Task prompt
Return every entry exactly as written.

◇ ◇ ◇

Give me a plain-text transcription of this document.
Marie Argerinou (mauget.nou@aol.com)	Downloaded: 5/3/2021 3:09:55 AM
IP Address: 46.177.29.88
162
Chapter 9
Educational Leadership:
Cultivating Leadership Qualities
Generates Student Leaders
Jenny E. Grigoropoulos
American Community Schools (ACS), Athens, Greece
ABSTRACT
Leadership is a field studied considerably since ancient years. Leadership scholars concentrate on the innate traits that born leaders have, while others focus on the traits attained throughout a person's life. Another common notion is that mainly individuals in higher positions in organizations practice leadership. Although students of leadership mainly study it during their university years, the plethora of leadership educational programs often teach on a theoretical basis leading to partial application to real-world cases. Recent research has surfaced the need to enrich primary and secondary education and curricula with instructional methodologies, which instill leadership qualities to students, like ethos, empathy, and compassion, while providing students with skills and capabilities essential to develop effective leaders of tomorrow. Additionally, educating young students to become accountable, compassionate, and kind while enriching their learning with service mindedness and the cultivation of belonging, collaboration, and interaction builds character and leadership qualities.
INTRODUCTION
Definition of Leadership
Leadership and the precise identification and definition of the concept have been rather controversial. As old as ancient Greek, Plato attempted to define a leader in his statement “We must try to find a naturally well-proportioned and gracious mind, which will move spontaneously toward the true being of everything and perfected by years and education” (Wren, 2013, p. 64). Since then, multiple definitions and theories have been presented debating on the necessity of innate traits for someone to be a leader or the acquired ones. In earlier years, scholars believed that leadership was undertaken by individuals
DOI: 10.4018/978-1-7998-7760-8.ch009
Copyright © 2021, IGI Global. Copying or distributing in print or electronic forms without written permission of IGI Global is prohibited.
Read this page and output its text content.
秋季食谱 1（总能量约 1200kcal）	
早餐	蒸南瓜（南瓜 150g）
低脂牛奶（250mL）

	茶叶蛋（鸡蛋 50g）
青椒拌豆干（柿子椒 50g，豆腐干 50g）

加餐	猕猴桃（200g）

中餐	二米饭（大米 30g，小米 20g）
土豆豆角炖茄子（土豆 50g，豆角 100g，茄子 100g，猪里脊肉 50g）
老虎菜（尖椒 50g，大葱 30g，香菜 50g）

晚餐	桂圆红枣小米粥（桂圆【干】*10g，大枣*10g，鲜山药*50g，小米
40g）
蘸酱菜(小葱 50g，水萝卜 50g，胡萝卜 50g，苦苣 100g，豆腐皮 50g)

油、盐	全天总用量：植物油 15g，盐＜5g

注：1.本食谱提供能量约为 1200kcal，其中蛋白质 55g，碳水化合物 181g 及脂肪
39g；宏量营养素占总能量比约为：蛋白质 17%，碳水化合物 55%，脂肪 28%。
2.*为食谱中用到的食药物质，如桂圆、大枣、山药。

◇ ◇ ◇

In response
Give me a plain-text transcription of this document.
Marie Argerinou (mauget.nou@aol.com)	Downloaded: 5/3/2021 3:09:55 AM
IP Address: 46.177.29.88
162
Chapter 9
Educational Leadership:
Cultivating Leadership Qualities
Generates Student Leaders
Jenny E. Grigoropoulos
American Community Schools (ACS), Athens, Greece
ABSTRACT
Leadership is a field studied considerably since ancient years. Leadership scholars concentrate on the innate traits that born leaders have, while others focus on the traits attained throughout a person's life. Another common notion is that mainly individuals in higher positions in organizations practice leadership. Although students of leadership mainly study it during their university years, the plethora of leadership educational programs often teach on a theoretical basis leading to partial application to real-world cases. Recent research has surfaced the need to enrich primary and secondary education and curricula with instructional methodologies, which instill leadership qualities to students, like ethos, empathy, and compassion, while providing students with skills and capabilities essential to develop effective leaders of tomorrow. Additionally, educating young students to become accountable, compassionate, and kind while enriching their learning with service mindedness and the cultivation of belonging, collaboration, and interaction builds character and leadership qualities.
INTRODUCTION
Definition of Leadership
Leadership and the precise identification and definition of the concept have been rather controversial. As old as ancient Greek, Plato attempted to define a leader in his statement “We must try to find a naturally well-proportioned and gracious mind, which will move spontaneously toward the true being of everything and perfected by years and education” (Wren, 2013, p. 64). Since then, multiple definitions and theories have been presented debating on the necessity of innate traits for someone to be a leader or the acquired ones. In earlier years, scholars believed that leadership was undertaken by individuals
DOI: 10.4018/978-1-7998-7760-8.ch009
Copyright © 2021, IGI Global. Copying or distributing in print or electronic forms without written permission of IGI Global is prohibited.
Read this page and output its text content.
秋季食谱 1（总能量约 1200kcal）	
早餐	蒸南瓜（南瓜 150g）
低脂牛奶（250mL）

	茶叶蛋（鸡蛋 50g）
青椒拌豆干（柿子椒 50g，豆腐干 50g）

加餐	猕猴桃（200g）

中餐	二米饭（大米 30g，小米 20g）
土豆豆角炖茄子（土豆 50g，豆角 100g，茄子 100g，猪里脊肉 50g）
老虎菜（尖椒 50g，大葱 30g，香菜 50g）

晚餐	桂圆红枣小米粥（桂圆【干】*10g，大枣*10g，鲜山药*50g，小米
40g）
蘸酱菜(小葱 50g，水萝卜 50g，胡萝卜 50g，苦苣 100g，豆腐皮 50g)

油、盐	全天总用量：植物油 15g，盐＜5g

注：1.本食谱提供能量约为 1200kcal，其中蛋白质 55g，碳水化合物 181g 及脂肪
39g；宏量营养素占总能量比约为：蛋白质 17%，碳水化合物 55%，脂肪 28%。
2.*为食谱中用到的食药物质，如桂圆、大枣、山药。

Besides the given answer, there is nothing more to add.